• Exercise requirements: Your task is to reproduce the material exactly.

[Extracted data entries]
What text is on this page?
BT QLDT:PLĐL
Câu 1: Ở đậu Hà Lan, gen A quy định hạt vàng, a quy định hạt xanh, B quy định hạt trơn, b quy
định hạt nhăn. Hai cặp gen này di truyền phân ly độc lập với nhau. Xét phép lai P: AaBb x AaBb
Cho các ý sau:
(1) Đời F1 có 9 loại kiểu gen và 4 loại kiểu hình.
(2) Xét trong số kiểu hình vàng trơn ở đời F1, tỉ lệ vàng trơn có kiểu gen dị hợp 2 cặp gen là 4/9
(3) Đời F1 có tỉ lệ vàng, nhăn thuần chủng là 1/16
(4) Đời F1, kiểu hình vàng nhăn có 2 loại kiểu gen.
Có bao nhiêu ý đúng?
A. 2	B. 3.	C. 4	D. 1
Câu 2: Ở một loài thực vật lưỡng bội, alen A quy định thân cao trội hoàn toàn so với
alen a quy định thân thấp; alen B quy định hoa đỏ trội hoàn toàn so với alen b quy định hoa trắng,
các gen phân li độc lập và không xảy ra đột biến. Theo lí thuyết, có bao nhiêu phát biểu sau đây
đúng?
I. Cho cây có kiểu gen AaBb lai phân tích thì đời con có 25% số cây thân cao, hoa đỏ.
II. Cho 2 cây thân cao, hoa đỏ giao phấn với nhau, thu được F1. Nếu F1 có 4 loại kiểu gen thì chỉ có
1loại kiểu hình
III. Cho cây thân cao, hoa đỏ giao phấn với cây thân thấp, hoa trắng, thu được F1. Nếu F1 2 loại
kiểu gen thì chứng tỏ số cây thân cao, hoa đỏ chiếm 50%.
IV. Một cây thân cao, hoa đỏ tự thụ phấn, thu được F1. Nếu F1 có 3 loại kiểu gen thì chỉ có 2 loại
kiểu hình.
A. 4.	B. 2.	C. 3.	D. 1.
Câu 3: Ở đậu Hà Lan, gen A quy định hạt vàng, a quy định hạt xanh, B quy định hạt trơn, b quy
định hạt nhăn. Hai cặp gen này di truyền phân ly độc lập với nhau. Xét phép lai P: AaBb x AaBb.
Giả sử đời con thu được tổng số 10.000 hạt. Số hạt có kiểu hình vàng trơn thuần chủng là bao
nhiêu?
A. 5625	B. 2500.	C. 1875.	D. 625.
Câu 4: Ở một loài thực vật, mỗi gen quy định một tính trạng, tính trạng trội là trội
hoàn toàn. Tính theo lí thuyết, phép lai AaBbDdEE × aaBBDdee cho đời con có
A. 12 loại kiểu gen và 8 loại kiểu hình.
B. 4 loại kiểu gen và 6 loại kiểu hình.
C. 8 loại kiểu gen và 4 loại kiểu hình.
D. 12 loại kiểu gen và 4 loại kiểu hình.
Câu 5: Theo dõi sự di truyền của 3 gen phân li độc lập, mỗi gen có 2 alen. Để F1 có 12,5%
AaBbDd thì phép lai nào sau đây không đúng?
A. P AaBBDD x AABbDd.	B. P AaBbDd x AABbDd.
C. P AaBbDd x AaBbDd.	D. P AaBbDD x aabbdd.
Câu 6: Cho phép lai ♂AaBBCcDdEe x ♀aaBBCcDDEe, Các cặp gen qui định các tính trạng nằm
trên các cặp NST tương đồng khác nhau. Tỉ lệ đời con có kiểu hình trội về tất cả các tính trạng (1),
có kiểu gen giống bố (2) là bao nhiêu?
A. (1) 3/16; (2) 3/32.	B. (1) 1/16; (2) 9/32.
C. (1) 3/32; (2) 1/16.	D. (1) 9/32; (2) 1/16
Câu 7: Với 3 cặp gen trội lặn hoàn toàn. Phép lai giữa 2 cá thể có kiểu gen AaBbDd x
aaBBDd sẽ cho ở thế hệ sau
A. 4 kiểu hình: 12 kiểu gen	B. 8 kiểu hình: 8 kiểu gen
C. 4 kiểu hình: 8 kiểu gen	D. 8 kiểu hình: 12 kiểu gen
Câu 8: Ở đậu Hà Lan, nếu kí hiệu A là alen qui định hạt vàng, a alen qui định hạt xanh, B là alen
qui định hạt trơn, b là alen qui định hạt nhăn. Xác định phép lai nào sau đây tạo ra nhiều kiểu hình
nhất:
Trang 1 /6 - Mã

• Answer for this exercise:
What text is on this page?
BT QLDT:PLĐL
Câu 1: Ở đậu Hà Lan, gen A quy định hạt vàng, a quy định hạt xanh, B quy định hạt trơn, b quy
định hạt nhăn. Hai cặp gen này di truyền phân ly độc lập với nhau. Xét phép lai P: AaBb x AaBb
Cho các ý sau:
(1) Đời F1 có 9 loại kiểu gen và 4 loại kiểu hình.
(2) Xét trong số kiểu hình vàng trơn ở đời F1, tỉ lệ vàng trơn có kiểu gen dị hợp 2 cặp gen là 4/9
(3) Đời F1 có tỉ lệ vàng, nhăn thuần chủng là 1/16
(4) Đời F1, kiểu hình vàng nhăn có 2 loại kiểu gen.
Có bao nhiêu ý đúng?
A. 2	B. 3.	C. 4	D. 1
Câu 2: Ở một loài thực vật lưỡng bội, alen A quy định thân cao trội hoàn toàn so với
alen a quy định thân thấp; alen B quy định hoa đỏ trội hoàn toàn so với alen b quy định hoa trắng,
các gen phân li độc lập và không xảy ra đột biến. Theo lí thuyết, có bao nhiêu phát biểu sau đây
đúng?
I. Cho cây có kiểu gen AaBb lai phân tích thì đời con có 25% số cây thân cao, hoa đỏ.
II. Cho 2 cây thân cao, hoa đỏ giao phấn với nhau, thu được F1. Nếu F1 có 4 loại kiểu gen thì chỉ có
1loại kiểu hình
III. Cho cây thân cao, hoa đỏ giao phấn với cây thân thấp, hoa trắng, thu được F1. Nếu F1 2 loại
kiểu gen thì chứng tỏ số cây thân cao, hoa đỏ chiếm 50%.
IV. Một cây thân cao, hoa đỏ tự thụ phấn, thu được F1. Nếu F1 có 3 loại kiểu gen thì chỉ có 2 loại
kiểu hình.
A. 4.	B. 2.	C. 3.	D. 1.
Câu 3: Ở đậu Hà Lan, gen A quy định hạt vàng, a quy định hạt xanh, B quy định hạt trơn, b quy
định hạt nhăn. Hai cặp gen này di truyền phân ly độc lập với nhau. Xét phép lai P: AaBb x AaBb.
Giả sử đời con thu được tổng số 10.000 hạt. Số hạt có kiểu hình vàng trơn thuần chủng là bao
nhiêu?
A. 5625	B. 2500.	C. 1875.	D. 625.
Câu 4: Ở một loài thực vật, mỗi gen quy định một tính trạng, tính trạng trội là trội
hoàn toàn. Tính theo lí thuyết, phép lai AaBbDdEE × aaBBDdee cho đời con có
A. 12 loại kiểu gen và 8 loại kiểu hình.
B. 4 loại kiểu gen và 6 loại kiểu hình.
C. 8 loại kiểu gen và 4 loại kiểu hình.
D. 12 loại kiểu gen và 4 loại kiểu hình.
Câu 5: Theo dõi sự di truyền của 3 gen phân li độc lập, mỗi gen có 2 alen. Để F1 có 12,5%
AaBbDd thì phép lai nào sau đây không đúng?
A. P AaBBDD x AABbDd.	B. P AaBbDd x AABbDd.
C. P AaBbDd x AaBbDd.	D. P AaBbDD x aabbdd.
Câu 6: Cho phép lai ♂AaBBCcDdEe x ♀aaBBCcDDEe, Các cặp gen qui định các tính trạng nằm
trên các cặp NST tương đồng khác nhau. Tỉ lệ đời con có kiểu hình trội về tất cả các tính trạng (1),
có kiểu gen giống bố (2) là bao nhiêu?
A. (1) 3/16; (2) 3/32.	B. (1) 1/16; (2) 9/32.
C. (1) 3/32; (2) 1/16.	D. (1) 9/32; (2) 1/16
Câu 7: Với 3 cặp gen trội lặn hoàn toàn. Phép lai giữa 2 cá thể có kiểu gen AaBbDd x
aaBBDd sẽ cho ở thế hệ sau
A. 4 kiểu hình: 12 kiểu gen	B. 8 kiểu hình: 8 kiểu gen
C. 4 kiểu hình: 8 kiểu gen	D. 8 kiểu hình: 12 kiểu gen
Câu 8: Ở đậu Hà Lan, nếu kí hiệu A là alen qui định hạt vàng, a alen qui định hạt xanh, B là alen
qui định hạt trơn, b là alen qui định hạt nhăn. Xác định phép lai nào sau đây tạo ra nhiều kiểu hình
nhất:
Trang 1 /6 - Mã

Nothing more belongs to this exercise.